* Work to do *
Print every entry word for word, but omit the pictures.

* Input for this task *
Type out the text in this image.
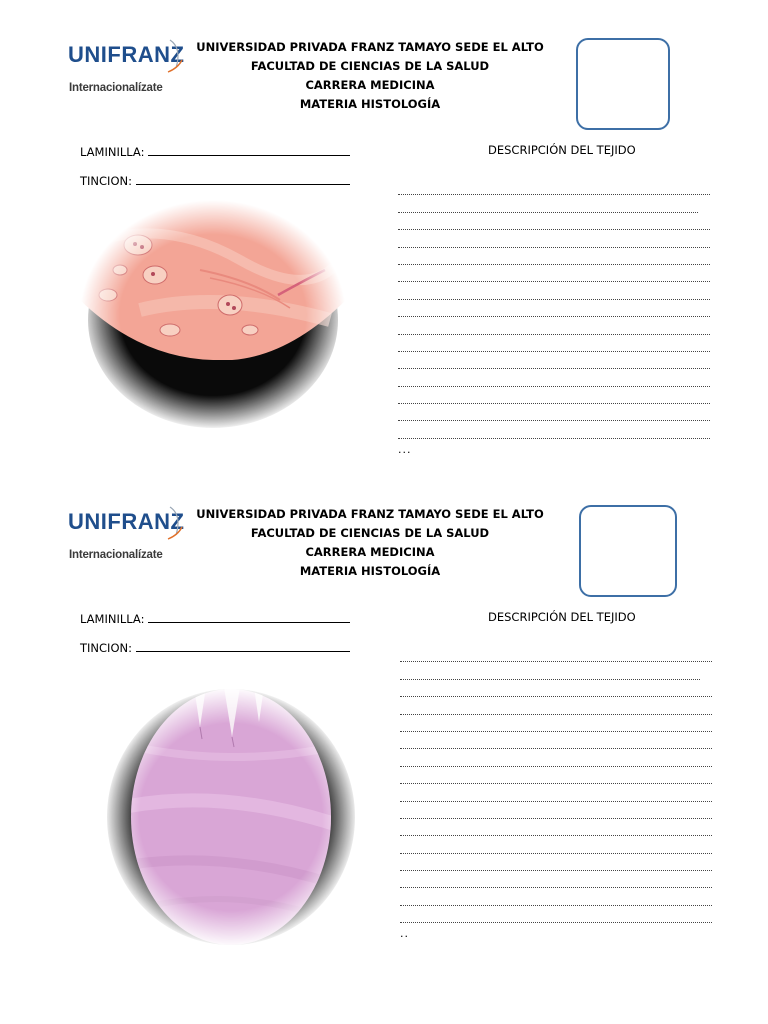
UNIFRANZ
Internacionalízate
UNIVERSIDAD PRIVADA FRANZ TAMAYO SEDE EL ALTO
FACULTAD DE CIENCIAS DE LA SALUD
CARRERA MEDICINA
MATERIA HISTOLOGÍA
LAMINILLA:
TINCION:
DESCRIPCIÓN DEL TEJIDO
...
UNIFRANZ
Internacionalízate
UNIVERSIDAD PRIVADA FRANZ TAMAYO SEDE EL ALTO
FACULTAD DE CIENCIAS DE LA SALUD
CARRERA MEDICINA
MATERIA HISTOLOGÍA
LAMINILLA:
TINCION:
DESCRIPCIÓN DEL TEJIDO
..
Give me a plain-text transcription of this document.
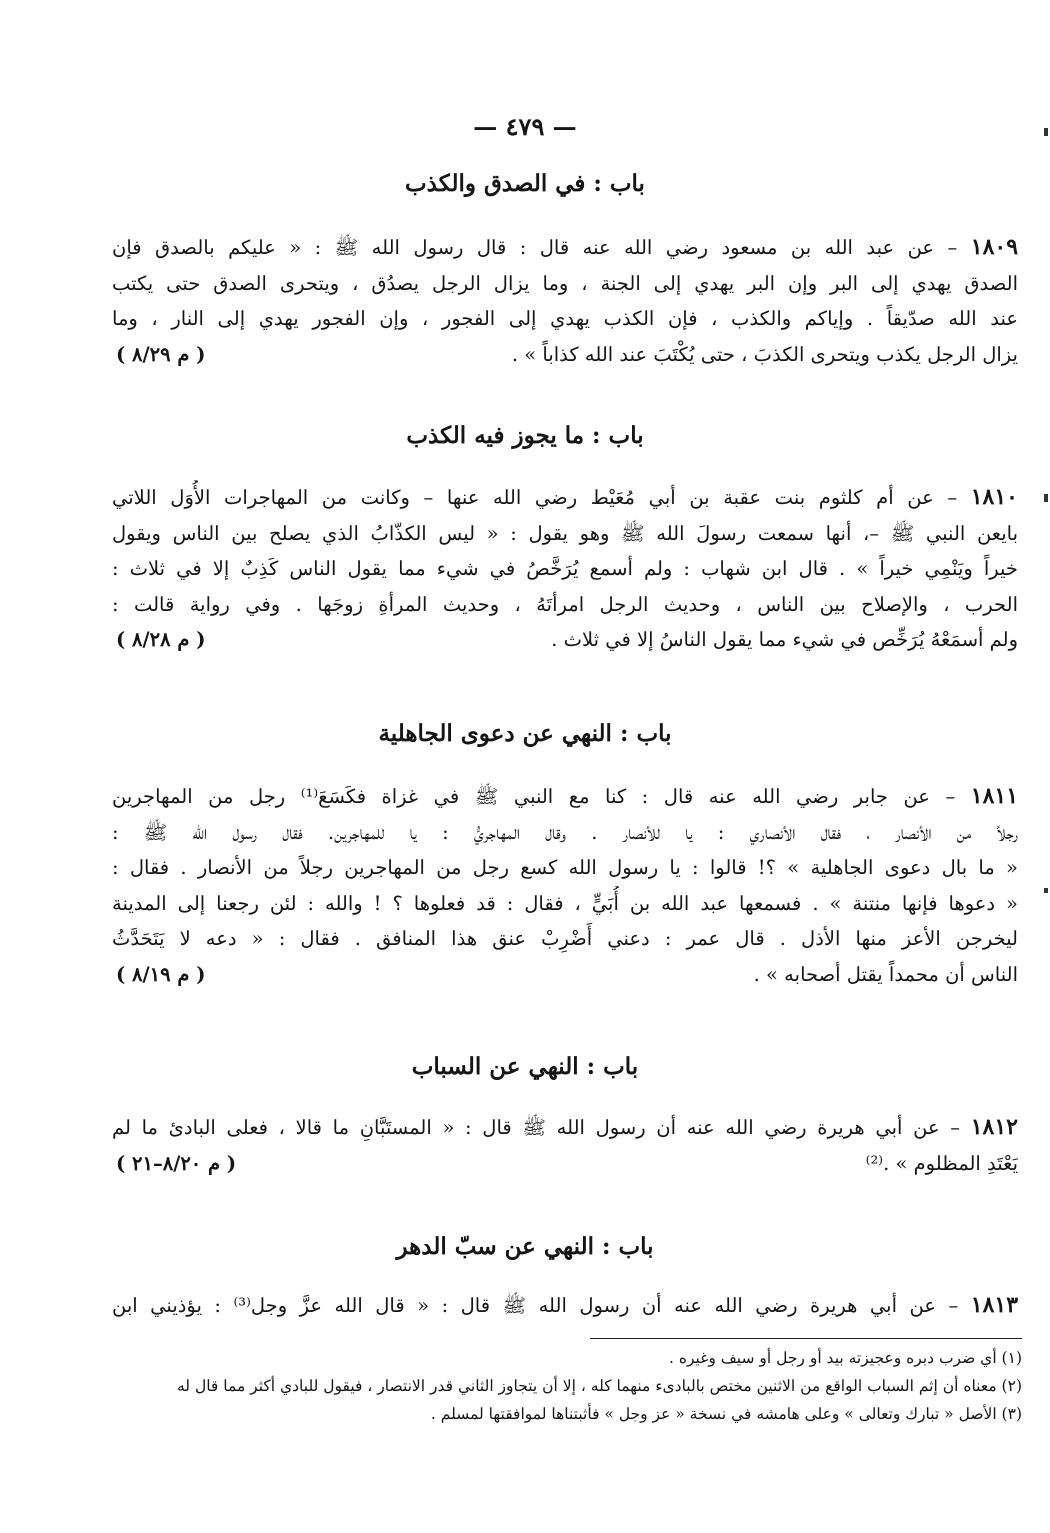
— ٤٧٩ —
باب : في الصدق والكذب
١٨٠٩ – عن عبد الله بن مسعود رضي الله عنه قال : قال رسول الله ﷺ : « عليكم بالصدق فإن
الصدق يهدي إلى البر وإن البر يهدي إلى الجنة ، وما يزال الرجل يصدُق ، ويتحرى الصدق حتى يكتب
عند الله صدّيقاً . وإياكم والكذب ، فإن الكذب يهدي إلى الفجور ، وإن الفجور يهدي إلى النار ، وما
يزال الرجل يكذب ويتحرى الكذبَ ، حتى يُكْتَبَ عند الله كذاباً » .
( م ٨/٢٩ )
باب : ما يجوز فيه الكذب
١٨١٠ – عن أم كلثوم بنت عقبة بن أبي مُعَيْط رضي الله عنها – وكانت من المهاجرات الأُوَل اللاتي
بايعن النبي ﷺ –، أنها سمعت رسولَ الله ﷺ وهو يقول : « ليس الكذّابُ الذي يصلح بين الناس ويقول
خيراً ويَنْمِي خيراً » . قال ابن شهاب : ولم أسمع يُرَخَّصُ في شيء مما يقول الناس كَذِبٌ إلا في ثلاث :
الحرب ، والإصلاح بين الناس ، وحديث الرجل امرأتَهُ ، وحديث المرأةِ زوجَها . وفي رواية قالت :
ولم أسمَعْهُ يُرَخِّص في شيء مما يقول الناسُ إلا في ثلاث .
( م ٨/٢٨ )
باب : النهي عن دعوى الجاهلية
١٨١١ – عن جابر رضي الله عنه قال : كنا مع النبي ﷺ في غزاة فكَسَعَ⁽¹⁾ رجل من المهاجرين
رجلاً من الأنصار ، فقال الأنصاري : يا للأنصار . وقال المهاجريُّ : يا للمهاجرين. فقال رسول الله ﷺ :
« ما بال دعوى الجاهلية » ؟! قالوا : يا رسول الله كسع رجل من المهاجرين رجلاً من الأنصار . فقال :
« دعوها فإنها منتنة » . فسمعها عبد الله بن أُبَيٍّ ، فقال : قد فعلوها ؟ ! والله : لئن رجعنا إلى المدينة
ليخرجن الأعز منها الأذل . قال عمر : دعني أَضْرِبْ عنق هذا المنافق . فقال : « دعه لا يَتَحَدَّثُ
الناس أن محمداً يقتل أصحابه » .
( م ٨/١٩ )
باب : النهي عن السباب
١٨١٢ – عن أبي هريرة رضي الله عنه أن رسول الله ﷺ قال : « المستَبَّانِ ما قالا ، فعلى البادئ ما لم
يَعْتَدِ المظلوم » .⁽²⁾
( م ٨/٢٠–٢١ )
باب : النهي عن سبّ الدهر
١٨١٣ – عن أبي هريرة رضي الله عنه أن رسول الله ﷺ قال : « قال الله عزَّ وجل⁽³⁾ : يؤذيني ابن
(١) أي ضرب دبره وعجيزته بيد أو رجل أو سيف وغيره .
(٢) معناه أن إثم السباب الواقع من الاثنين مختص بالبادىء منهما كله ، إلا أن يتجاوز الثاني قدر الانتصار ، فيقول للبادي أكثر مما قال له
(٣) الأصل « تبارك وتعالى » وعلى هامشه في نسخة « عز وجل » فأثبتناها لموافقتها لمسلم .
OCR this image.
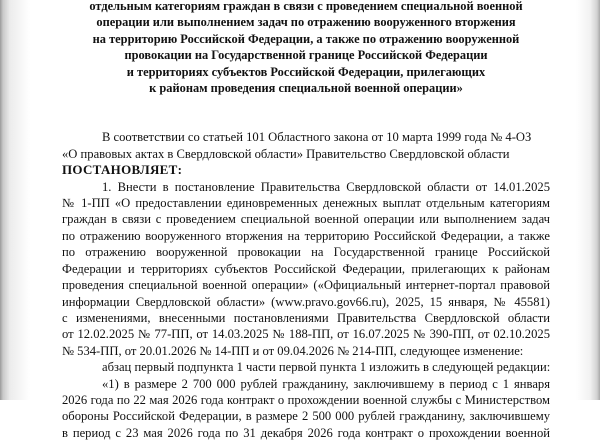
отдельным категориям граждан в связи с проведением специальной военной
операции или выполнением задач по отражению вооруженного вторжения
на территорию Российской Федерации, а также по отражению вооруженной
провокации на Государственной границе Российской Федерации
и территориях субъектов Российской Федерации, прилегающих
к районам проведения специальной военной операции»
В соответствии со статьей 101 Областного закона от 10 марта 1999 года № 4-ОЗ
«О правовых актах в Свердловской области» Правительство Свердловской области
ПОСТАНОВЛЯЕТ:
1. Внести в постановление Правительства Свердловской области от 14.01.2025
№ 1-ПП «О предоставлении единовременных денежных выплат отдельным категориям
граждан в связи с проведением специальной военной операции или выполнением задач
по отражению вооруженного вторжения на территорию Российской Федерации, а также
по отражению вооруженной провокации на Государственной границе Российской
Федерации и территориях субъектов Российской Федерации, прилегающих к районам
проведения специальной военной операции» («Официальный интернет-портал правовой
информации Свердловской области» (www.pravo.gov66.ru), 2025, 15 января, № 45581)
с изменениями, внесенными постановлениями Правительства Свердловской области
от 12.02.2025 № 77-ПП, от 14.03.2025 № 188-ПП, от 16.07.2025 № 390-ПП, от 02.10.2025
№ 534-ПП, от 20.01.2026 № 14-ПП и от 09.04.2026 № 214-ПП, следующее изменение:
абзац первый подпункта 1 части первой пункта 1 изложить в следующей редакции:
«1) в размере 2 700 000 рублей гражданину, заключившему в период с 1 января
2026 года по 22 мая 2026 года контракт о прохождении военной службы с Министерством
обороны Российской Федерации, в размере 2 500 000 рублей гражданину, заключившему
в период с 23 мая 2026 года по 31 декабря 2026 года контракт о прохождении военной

* Response to the task *
Type out the text in this image.
UNIFRANZ
Internacionalízate
UNIVERSIDAD PRIVADA FRANZ TAMAYO SEDE EL ALTO
FACULTAD DE CIENCIAS DE LA SALUD
CARRERA MEDICINA
MATERIA HISTOLOGÍA
LAMINILLA:
TINCION:
DESCRIPCIÓN DEL TEJIDO
...
UNIFRANZ
Internacionalízate
UNIVERSIDAD PRIVADA FRANZ TAMAYO SEDE EL ALTO
FACULTAD DE CIENCIAS DE LA SALUD
CARRERA MEDICINA
MATERIA HISTOLOGÍA
LAMINILLA:
TINCION:
DESCRIPCIÓN DEL TEJIDO
..
Give me a plain-text transcription of this document.
— ٤٧٩ —
باب : في الصدق والكذب
١٨٠٩ – عن عبد الله بن مسعود رضي الله عنه قال : قال رسول الله ﷺ : « عليكم بالصدق فإن
الصدق يهدي إلى البر وإن البر يهدي إلى الجنة ، وما يزال الرجل يصدُق ، ويتحرى الصدق حتى يكتب
عند الله صدّيقاً . وإياكم والكذب ، فإن الكذب يهدي إلى الفجور ، وإن الفجور يهدي إلى النار ، وما
يزال الرجل يكذب ويتحرى الكذبَ ، حتى يُكْتَبَ عند الله كذاباً » .
( م ٨/٢٩ )
باب : ما يجوز فيه الكذب
١٨١٠ – عن أم كلثوم بنت عقبة بن أبي مُعَيْط رضي الله عنها – وكانت من المهاجرات الأُوَل اللاتي
بايعن النبي ﷺ –، أنها سمعت رسولَ الله ﷺ وهو يقول : « ليس الكذّابُ الذي يصلح بين الناس ويقول
خيراً ويَنْمِي خيراً » . قال ابن شهاب : ولم أسمع يُرَخَّصُ في شيء مما يقول الناس كَذِبٌ إلا في ثلاث :
الحرب ، والإصلاح بين الناس ، وحديث الرجل امرأتَهُ ، وحديث المرأةِ زوجَها . وفي رواية قالت :
ولم أسمَعْهُ يُرَخِّص في شيء مما يقول الناسُ إلا في ثلاث .
( م ٨/٢٨ )
باب : النهي عن دعوى الجاهلية
١٨١١ – عن جابر رضي الله عنه قال : كنا مع النبي ﷺ في غزاة فكَسَعَ⁽¹⁾ رجل من المهاجرين
رجلاً من الأنصار ، فقال الأنصاري : يا للأنصار . وقال المهاجريُّ : يا للمهاجرين. فقال رسول الله ﷺ :
« ما بال دعوى الجاهلية » ؟! قالوا : يا رسول الله كسع رجل من المهاجرين رجلاً من الأنصار . فقال :
« دعوها فإنها منتنة » . فسمعها عبد الله بن أُبَيٍّ ، فقال : قد فعلوها ؟ ! والله : لئن رجعنا إلى المدينة
ليخرجن الأعز منها الأذل . قال عمر : دعني أَضْرِبْ عنق هذا المنافق . فقال : « دعه لا يَتَحَدَّثُ
الناس أن محمداً يقتل أصحابه » .
( م ٨/١٩ )
باب : النهي عن السباب
١٨١٢ – عن أبي هريرة رضي الله عنه أن رسول الله ﷺ قال : « المستَبَّانِ ما قالا ، فعلى البادئ ما لم
يَعْتَدِ المظلوم » .⁽²⁾
( م ٨/٢٠–٢١ )
باب : النهي عن سبّ الدهر
١٨١٣ – عن أبي هريرة رضي الله عنه أن رسول الله ﷺ قال : « قال الله عزَّ وجل⁽³⁾ : يؤذيني ابن
(١) أي ضرب دبره وعجيزته بيد أو رجل أو سيف وغيره .
(٢) معناه أن إثم السباب الواقع من الاثنين مختص بالبادىء منهما كله ، إلا أن يتجاوز الثاني قدر الانتصار ، فيقول للبادي أكثر مما قال له
(٣) الأصل « تبارك وتعالى » وعلى هامشه في نسخة « عز وجل » فأثبتناها لموافقتها لمسلم .
OCR this image.
отдельным категориям граждан в связи с проведением специальной военной
операции или выполнением задач по отражению вооруженного вторжения
на территорию Российской Федерации, а также по отражению вооруженной
провокации на Государственной границе Российской Федерации
и территориях субъектов Российской Федерации, прилегающих
к районам проведения специальной военной операции»
В соответствии со статьей 101 Областного закона от 10 марта 1999 года № 4-ОЗ
«О правовых актах в Свердловской области» Правительство Свердловской области
ПОСТАНОВЛЯЕТ:
1. Внести в постановление Правительства Свердловской области от 14.01.2025
№ 1-ПП «О предоставлении единовременных денежных выплат отдельным категориям
граждан в связи с проведением специальной военной операции или выполнением задач
по отражению вооруженного вторжения на территорию Российской Федерации, а также
по отражению вооруженной провокации на Государственной границе Российской
Федерации и территориях субъектов Российской Федерации, прилегающих к районам
проведения специальной военной операции» («Официальный интернет-портал правовой
информации Свердловской области» (www.pravo.gov66.ru), 2025, 15 января, № 45581)
с изменениями, внесенными постановлениями Правительства Свердловской области
от 12.02.2025 № 77-ПП, от 14.03.2025 № 188-ПП, от 16.07.2025 № 390-ПП, от 02.10.2025
№ 534-ПП, от 20.01.2026 № 14-ПП и от 09.04.2026 № 214-ПП, следующее изменение:
абзац первый подпункта 1 части первой пункта 1 изложить в следующей редакции:
«1) в размере 2 700 000 рублей гражданину, заключившему в период с 1 января
2026 года по 22 мая 2026 года контракт о прохождении военной службы с Министерством
обороны Российской Федерации, в размере 2 500 000 рублей гражданину, заключившему
в период с 23 мая 2026 года по 31 декабря 2026 года контракт о прохождении военной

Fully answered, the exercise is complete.